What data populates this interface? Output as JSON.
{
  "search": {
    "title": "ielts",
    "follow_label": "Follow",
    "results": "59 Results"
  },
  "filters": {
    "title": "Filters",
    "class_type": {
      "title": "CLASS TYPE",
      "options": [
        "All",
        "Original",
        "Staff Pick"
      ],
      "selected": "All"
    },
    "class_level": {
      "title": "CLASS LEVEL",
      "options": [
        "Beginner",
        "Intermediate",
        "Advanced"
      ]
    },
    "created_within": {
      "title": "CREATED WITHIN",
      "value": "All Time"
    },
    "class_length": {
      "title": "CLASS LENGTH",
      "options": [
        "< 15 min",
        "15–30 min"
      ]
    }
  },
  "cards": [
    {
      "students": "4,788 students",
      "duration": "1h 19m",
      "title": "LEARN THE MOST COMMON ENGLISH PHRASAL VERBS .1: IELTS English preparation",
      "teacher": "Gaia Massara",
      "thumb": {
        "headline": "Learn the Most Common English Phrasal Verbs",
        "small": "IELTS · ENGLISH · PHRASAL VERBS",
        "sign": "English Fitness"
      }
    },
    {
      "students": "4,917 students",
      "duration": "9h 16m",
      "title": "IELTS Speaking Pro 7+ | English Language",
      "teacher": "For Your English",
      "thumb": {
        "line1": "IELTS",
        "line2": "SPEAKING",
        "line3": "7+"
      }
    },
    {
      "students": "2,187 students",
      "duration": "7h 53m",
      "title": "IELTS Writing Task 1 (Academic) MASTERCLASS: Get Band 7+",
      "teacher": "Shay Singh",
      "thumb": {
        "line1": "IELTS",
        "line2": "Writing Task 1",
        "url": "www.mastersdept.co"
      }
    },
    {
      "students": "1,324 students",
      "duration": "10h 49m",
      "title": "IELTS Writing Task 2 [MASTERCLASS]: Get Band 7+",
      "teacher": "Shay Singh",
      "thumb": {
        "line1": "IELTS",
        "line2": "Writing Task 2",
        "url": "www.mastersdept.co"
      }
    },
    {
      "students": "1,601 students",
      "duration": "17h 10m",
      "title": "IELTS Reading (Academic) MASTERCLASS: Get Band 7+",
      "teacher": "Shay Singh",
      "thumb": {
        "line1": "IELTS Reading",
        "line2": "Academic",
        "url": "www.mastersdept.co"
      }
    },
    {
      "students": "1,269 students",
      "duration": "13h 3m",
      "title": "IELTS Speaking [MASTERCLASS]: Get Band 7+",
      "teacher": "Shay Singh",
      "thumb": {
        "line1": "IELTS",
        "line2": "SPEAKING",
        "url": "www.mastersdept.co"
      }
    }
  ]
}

Exercise –
Show all lines from the records above where the word "Task" occurs.

Complete output –
      "title": "IELTS Writing Task 1 (Academic) MASTERCLASS: Get Band 7+",
        "line2": "Writing Task 1",
      "title": "IELTS Writing Task 2 [MASTERCLASS]: Get Band 7+",
        "line2": "Writing Task 2",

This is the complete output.